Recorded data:

-=-=-

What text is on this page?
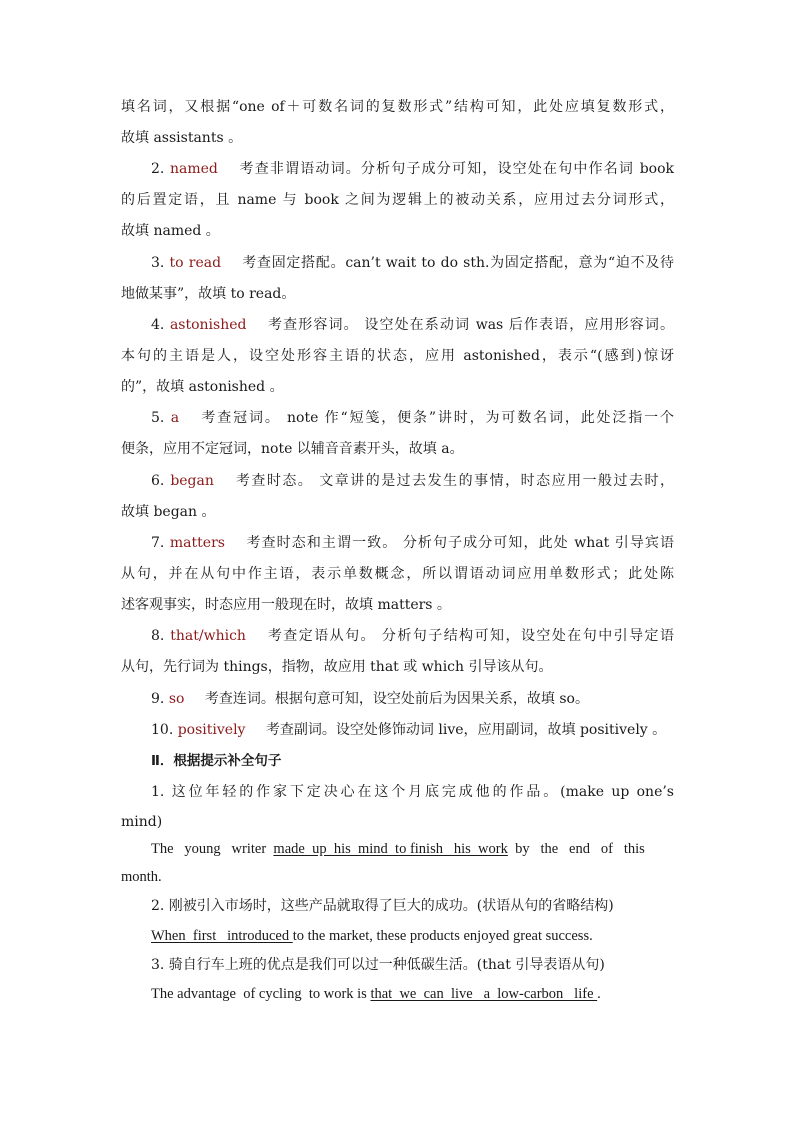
填名词，又根据“one of＋可数名词的复数形式”结构可知，此处应填复数形式，
故填 assistants 。
2. named 考查非谓语动词。分析句子成分可知，设空处在句中作名词 book
的后置定语，且 name 与 book 之间为逻辑上的被动关系，应用过去分词形式，
故填 named 。
3. to read 考查固定搭配。can’t wait to do sth.为固定搭配，意为“迫不及待
地做某事”，故填 to read。
4. astonished 考查形容词。 设空处在系动词 was 后作表语，应用形容词。
本句的主语是人，设空处形容主语的状态，应用 astonished，表示“(感到)惊讶
的”，故填 astonished 。
5. a 考查冠词。 note 作“短笺，便条”讲时，为可数名词，此处泛指一个
便条，应用不定冠词，note 以辅音音素开头，故填 a。
6. began 考查时态。 文章讲的是过去发生的事情，时态应用一般过去时，
故填 began 。
7. matters 考查时态和主谓一致。 分析句子成分可知，此处 what 引导宾语
从句，并在从句中作主语，表示单数概念，所以谓语动词应用单数形式；此处陈
述客观事实，时态应用一般现在时，故填 matters 。
8. that/which 考查定语从句。 分析句子结构可知，设空处在句中引导定语
从句，先行词为 things，指物，故应用 that 或 which 引导该从句。
9. so 考查连词。根据句意可知，设空处前后为因果关系，故填 so。
10. positively 考查副词。设空处修饰动词 live，应用副词，故填 positively 。
Ⅱ．根据提示补全句子
1. 这位年轻的作家下定决心在这个月底完成他的作品。(make up one’s
mind)
The   young   writer  made  up  his  mind  to finish   his  work  by   the   end   of   this
month.
2. 刚被引入市场时，这些产品就取得了巨大的成功。(状语从句的省略结构)
When  first   introduced to the market, these products enjoyed great success.
3. 骑自行车上班的优点是我们可以过一种低碳生活。(that 引导表语从句)
The advantage  of cycling  to work is that  we  can  live   a  low-carbon   life .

-=-=-

§ PROBLEM TO WORK ON: From start to finish, output the listing exactly, but omit its pictures.

§ THE RESPONSE:
What text is on this page?
填名词，又根据“one of＋可数名词的复数形式”结构可知，此处应填复数形式，
故填 assistants 。
2. named 考查非谓语动词。分析句子成分可知，设空处在句中作名词 book
的后置定语，且 name 与 book 之间为逻辑上的被动关系，应用过去分词形式，
故填 named 。
3. to read 考查固定搭配。can’t wait to do sth.为固定搭配，意为“迫不及待
地做某事”，故填 to read。
4. astonished 考查形容词。 设空处在系动词 was 后作表语，应用形容词。
本句的主语是人，设空处形容主语的状态，应用 astonished，表示“(感到)惊讶
的”，故填 astonished 。
5. a 考查冠词。 note 作“短笺，便条”讲时，为可数名词，此处泛指一个
便条，应用不定冠词，note 以辅音音素开头，故填 a。
6. began 考查时态。 文章讲的是过去发生的事情，时态应用一般过去时，
故填 began 。
7. matters 考查时态和主谓一致。 分析句子成分可知，此处 what 引导宾语
从句，并在从句中作主语，表示单数概念，所以谓语动词应用单数形式；此处陈
述客观事实，时态应用一般现在时，故填 matters 。
8. that/which 考查定语从句。 分析句子结构可知，设空处在句中引导定语
从句，先行词为 things，指物，故应用 that 或 which 引导该从句。
9. so 考查连词。根据句意可知，设空处前后为因果关系，故填 so。
10. positively 考查副词。设空处修饰动词 live，应用副词，故填 positively 。
Ⅱ．根据提示补全句子
1. 这位年轻的作家下定决心在这个月底完成他的作品。(make up one’s
mind)
The   young   writer  made  up  his  mind  to finish   his  work  by   the   end   of   this
month.
2. 刚被引入市场时，这些产品就取得了巨大的成功。(状语从句的省略结构)
When  first   introduced to the market, these products enjoyed great success.
3. 骑自行车上班的优点是我们可以过一种低碳生活。(that 引导表语从句)
The advantage  of cycling  to work is that  we  can  live   a  low-carbon   life .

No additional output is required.